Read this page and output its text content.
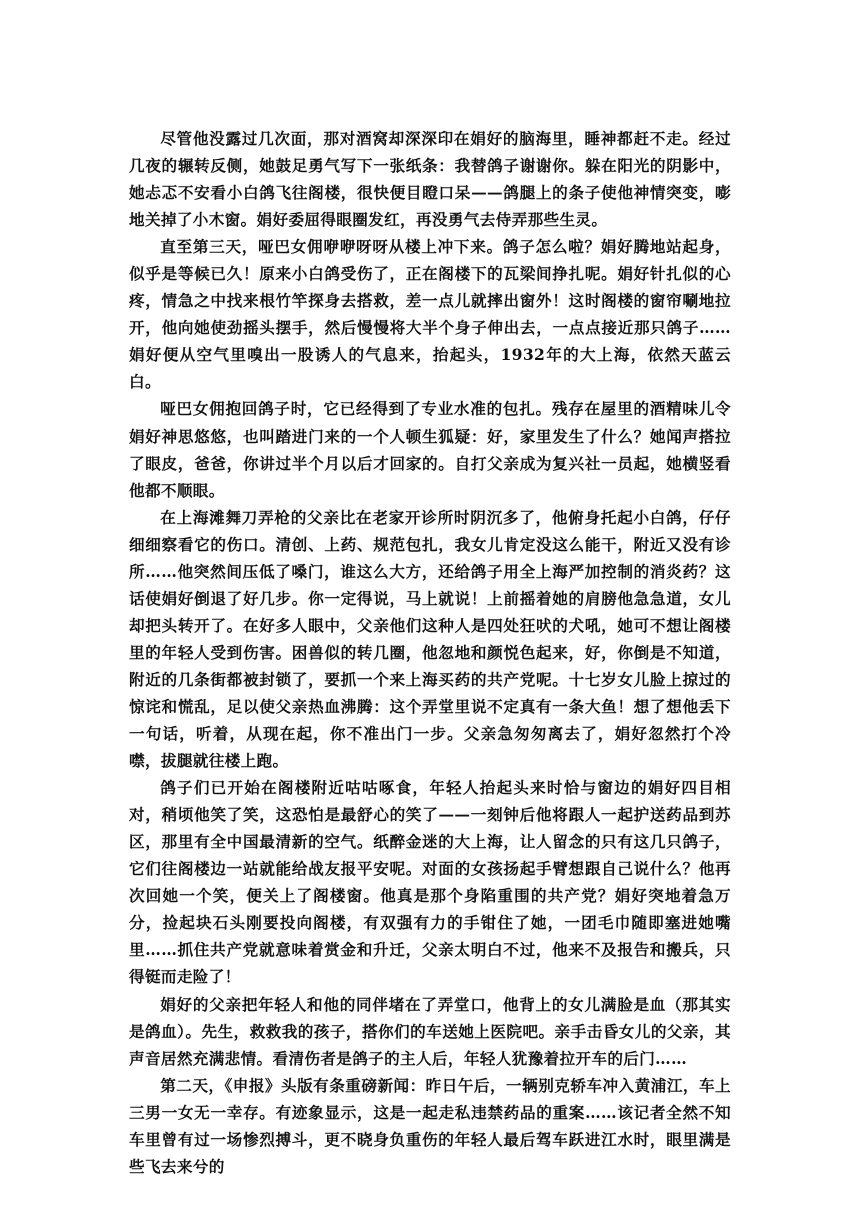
尽管他没露过几次面，那对酒窝却深深印在娟好的脑海里，睡神都赶不走。经过几夜的辗转反侧，她鼓足勇气写下一张纸条：我替鸽子谢谢你。躲在阳光的阴影中，她忐忑不安看小白鸽飞往阁楼，很快便目瞪口呆——鸽腿上的条子使他神情突变，嘭地关掉了小木窗。娟好委屈得眼圈发红，再没勇气去侍弄那些生灵。

直至第三天，哑巴女佣咿咿呀呀从楼上冲下来。鸽子怎么啦？娟好腾地站起身，似乎是等候已久！原来小白鸽受伤了，正在阁楼下的瓦梁间挣扎呢。娟好针扎似的心疼，情急之中找来根竹竿探身去搭救，差一点儿就摔出窗外！这时阁楼的窗帘唰地拉开，他向她使劲摇头摆手，然后慢慢将大半个身子伸出去，一点点接近那只鸽子……娟好便从空气里嗅出一股诱人的气息来，抬起头，1932年的大上海，依然天蓝云白。

哑巴女佣抱回鸽子时，它已经得到了专业水准的包扎。残存在屋里的酒精味儿令娟好神思悠悠，也叫踏进门来的一个人顿生狐疑：好，家里发生了什么？她闻声搭拉了眼皮，爸爸，你讲过半个月以后才回家的。自打父亲成为复兴社一员起，她横竖看他都不顺眼。

在上海滩舞刀弄枪的父亲比在老家开诊所时阴沉多了，他俯身托起小白鸽，仔仔细细察看它的伤口。清创、上药、规范包扎，我女儿肯定没这么能干，附近又没有诊所……他突然间压低了嗓门，谁这么大方，还给鸽子用全上海严加控制的消炎药？这话使娟好倒退了好几步。你一定得说，马上就说！上前摇着她的肩膀他急急道，女儿却把头转开了。在好多人眼中，父亲他们这种人是四处狂吠的犬吼，她可不想让阁楼里的年轻人受到伤害。困兽似的转几圈，他忽地和颜悦色起来，好，你倒是不知道，附近的几条街都被封锁了，要抓一个来上海买药的共产党呢。十七岁女儿脸上掠过的惊诧和慌乱，足以使父亲热血沸腾：这个弄堂里说不定真有一条大鱼！想了想他丢下一句话，听着，从现在起，你不准出门一步。父亲急匆匆离去了，娟好忽然打个冷噤，拔腿就往楼上跑。

鸽子们已开始在阁楼附近咕咕啄食，年轻人抬起头来时恰与窗边的娟好四目相对，稍顷他笑了笑，这恐怕是最舒心的笑了——一刻钟后他将跟人一起护送药品到苏区，那里有全中国最清新的空气。纸醉金迷的大上海，让人留念的只有这几只鸽子，它们往阁楼边一站就能给战友报平安呢。对面的女孩扬起手臂想跟自己说什么？他再次回她一个笑，便关上了阁楼窗。他真是那个身陷重围的共产党？娟好突地着急万分，捡起块石头刚要投向阁楼，有双强有力的手钳住了她，一团毛巾随即塞进她嘴里……抓住共产党就意味着赏金和升迁，父亲太明白不过，他来不及报告和搬兵，只得铤而走险了！

娟好的父亲把年轻人和他的同伴堵在了弄堂口，他背上的女儿满脸是血（那其实是鸽血）。先生，救救我的孩子，搭你们的车送她上医院吧。亲手击昏女儿的父亲，其声音居然充满悲情。看清伤者是鸽子的主人后，年轻人犹豫着拉开车的后门……

第二天，《申报》头版有条重磅新闻：昨日午后，一辆别克轿车冲入黄浦江，车上三男一女无一幸存。有迹象显示，这是一起走私违禁药品的重案……该记者全然不知车里曾有过一场惨烈搏斗，更不晓身负重伤的年轻人最后驾车跃进江水时，眼里满是些飞去来兮的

+---+

WHAT THE TASK REQUIRES> Set down every record once more, word for word, without pictures.

SOLUTION TO THIS EXERCISE>
Read this page and output its text content.
尽管他没露过几次面，那对酒窝却深深印在娟好的脑海里，睡神都赶不走。经过几夜的辗转反侧，她鼓足勇气写下一张纸条：我替鸽子谢谢你。躲在阳光的阴影中，她忐忑不安看小白鸽飞往阁楼，很快便目瞪口呆——鸽腿上的条子使他神情突变，嘭地关掉了小木窗。娟好委屈得眼圈发红，再没勇气去侍弄那些生灵。

直至第三天，哑巴女佣咿咿呀呀从楼上冲下来。鸽子怎么啦？娟好腾地站起身，似乎是等候已久！原来小白鸽受伤了，正在阁楼下的瓦梁间挣扎呢。娟好针扎似的心疼，情急之中找来根竹竿探身去搭救，差一点儿就摔出窗外！这时阁楼的窗帘唰地拉开，他向她使劲摇头摆手，然后慢慢将大半个身子伸出去，一点点接近那只鸽子……娟好便从空气里嗅出一股诱人的气息来，抬起头，1932年的大上海，依然天蓝云白。

哑巴女佣抱回鸽子时，它已经得到了专业水准的包扎。残存在屋里的酒精味儿令娟好神思悠悠，也叫踏进门来的一个人顿生狐疑：好，家里发生了什么？她闻声搭拉了眼皮，爸爸，你讲过半个月以后才回家的。自打父亲成为复兴社一员起，她横竖看他都不顺眼。

在上海滩舞刀弄枪的父亲比在老家开诊所时阴沉多了，他俯身托起小白鸽，仔仔细细察看它的伤口。清创、上药、规范包扎，我女儿肯定没这么能干，附近又没有诊所……他突然间压低了嗓门，谁这么大方，还给鸽子用全上海严加控制的消炎药？这话使娟好倒退了好几步。你一定得说，马上就说！上前摇着她的肩膀他急急道，女儿却把头转开了。在好多人眼中，父亲他们这种人是四处狂吠的犬吼，她可不想让阁楼里的年轻人受到伤害。困兽似的转几圈，他忽地和颜悦色起来，好，你倒是不知道，附近的几条街都被封锁了，要抓一个来上海买药的共产党呢。十七岁女儿脸上掠过的惊诧和慌乱，足以使父亲热血沸腾：这个弄堂里说不定真有一条大鱼！想了想他丢下一句话，听着，从现在起，你不准出门一步。父亲急匆匆离去了，娟好忽然打个冷噤，拔腿就往楼上跑。

鸽子们已开始在阁楼附近咕咕啄食，年轻人抬起头来时恰与窗边的娟好四目相对，稍顷他笑了笑，这恐怕是最舒心的笑了——一刻钟后他将跟人一起护送药品到苏区，那里有全中国最清新的空气。纸醉金迷的大上海，让人留念的只有这几只鸽子，它们往阁楼边一站就能给战友报平安呢。对面的女孩扬起手臂想跟自己说什么？他再次回她一个笑，便关上了阁楼窗。他真是那个身陷重围的共产党？娟好突地着急万分，捡起块石头刚要投向阁楼，有双强有力的手钳住了她，一团毛巾随即塞进她嘴里……抓住共产党就意味着赏金和升迁，父亲太明白不过，他来不及报告和搬兵，只得铤而走险了！

娟好的父亲把年轻人和他的同伴堵在了弄堂口，他背上的女儿满脸是血（那其实是鸽血）。先生，救救我的孩子，搭你们的车送她上医院吧。亲手击昏女儿的父亲，其声音居然充满悲情。看清伤者是鸽子的主人后，年轻人犹豫着拉开车的后门……

第二天，《申报》头版有条重磅新闻：昨日午后，一辆别克轿车冲入黄浦江，车上三男一女无一幸存。有迹象显示，这是一起走私违禁药品的重案……该记者全然不知车里曾有过一场惨烈搏斗，更不晓身负重伤的年轻人最后驾车跃进江水时，眼里满是些飞去来兮的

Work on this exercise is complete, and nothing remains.